[Collected data entries]

#####

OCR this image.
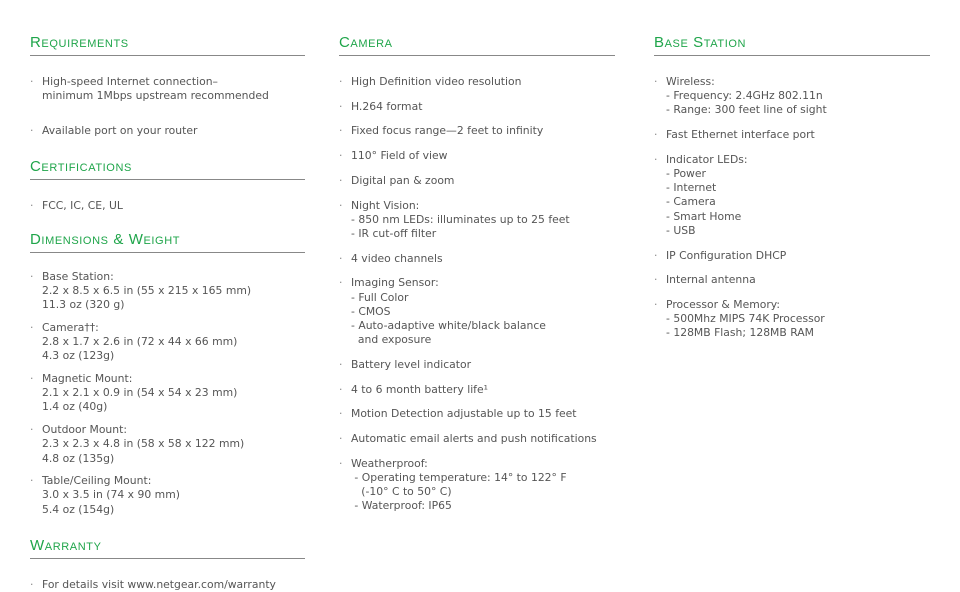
Requirements
· High-speed Internet connection–
minimum 1Mbps upstream recommended
· Available port on your router
Certifications
· FCC, IC, CE, UL
Dimensions & Weight
· Base Station:
2.2 x 8.5 x 6.5 in (55 x 215 x 165 mm)
11.3 oz (320 g)
· Camera††:
2.8 x 1.7 x 2.6 in (72 x 44 x 66 mm)
4.3 oz (123g)
· Magnetic Mount:
2.1 x 2.1 x 0.9 in (54 x 54 x 23 mm)
1.4 oz (40g)
· Outdoor Mount:
2.3 x 2.3 x 4.8 in (58 x 58 x 122 mm)
4.8 oz (135g)
· Table/Ceiling Mount:
3.0 x 3.5 in (74 x 90 mm)
5.4 oz (154g)
Warranty
· For details visit www.netgear.com/warranty
Camera
· High Definition video resolution
· H.264 format
· Fixed focus range—2 feet to infinity
· 110° Field of view
· Digital pan & zoom
· Night Vision:
- 850 nm LEDs: illuminates up to 25 feet
- IR cut-off filter
· 4 video channels
· Imaging Sensor:
- Full Color
- CMOS
- Auto-adaptive white/black balance
and exposure
· Battery level indicator
· 4 to 6 month battery life¹
· Motion Detection adjustable up to 15 feet
· Automatic email alerts and push notifications
· Weatherproof:
- Operating temperature: 14° to 122° F
(-10° C to 50° C)
- Waterproof: IP65
Base Station
· Wireless:
- Frequency: 2.4GHz 802.11n
- Range: 300 feet line of sight
· Fast Ethernet interface port
· Indicator LEDs:
- Power
- Internet
- Camera
- Smart Home
- USB
· IP Configuration DHCP
· Internal antenna
· Processor & Memory:
- 500Mhz MIPS 74K Processor
- 128MB Flash; 128MB RAM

#####

Reproduce the whole listing word for word, setting aside any pictures.

OCR this image.
Requirements
· High-speed Internet connection–
minimum 1Mbps upstream recommended
· Available port on your router
Certifications
· FCC, IC, CE, UL
Dimensions & Weight
· Base Station:
2.2 x 8.5 x 6.5 in (55 x 215 x 165 mm)
11.3 oz (320 g)
· Camera††:
2.8 x 1.7 x 2.6 in (72 x 44 x 66 mm)
4.3 oz (123g)
· Magnetic Mount:
2.1 x 2.1 x 0.9 in (54 x 54 x 23 mm)
1.4 oz (40g)
· Outdoor Mount:
2.3 x 2.3 x 4.8 in (58 x 58 x 122 mm)
4.8 oz (135g)
· Table/Ceiling Mount:
3.0 x 3.5 in (74 x 90 mm)
5.4 oz (154g)
Warranty
· For details visit www.netgear.com/warranty
Camera
· High Definition video resolution
· H.264 format
· Fixed focus range—2 feet to infinity
· 110° Field of view
· Digital pan & zoom
· Night Vision:
- 850 nm LEDs: illuminates up to 25 feet
- IR cut-off filter
· 4 video channels
· Imaging Sensor:
- Full Color
- CMOS
- Auto-adaptive white/black balance
and exposure
· Battery level indicator
· 4 to 6 month battery life¹
· Motion Detection adjustable up to 15 feet
· Automatic email alerts and push notifications
· Weatherproof:
- Operating temperature: 14° to 122° F
(-10° C to 50° C)
- Waterproof: IP65
Base Station
· Wireless:
- Frequency: 2.4GHz 802.11n
- Range: 300 feet line of sight
· Fast Ethernet interface port
· Indicator LEDs:
- Power
- Internet
- Camera
- Smart Home
- USB
· IP Configuration DHCP
· Internal antenna
· Processor & Memory:
- 500Mhz MIPS 74K Processor
- 128MB Flash; 128MB RAM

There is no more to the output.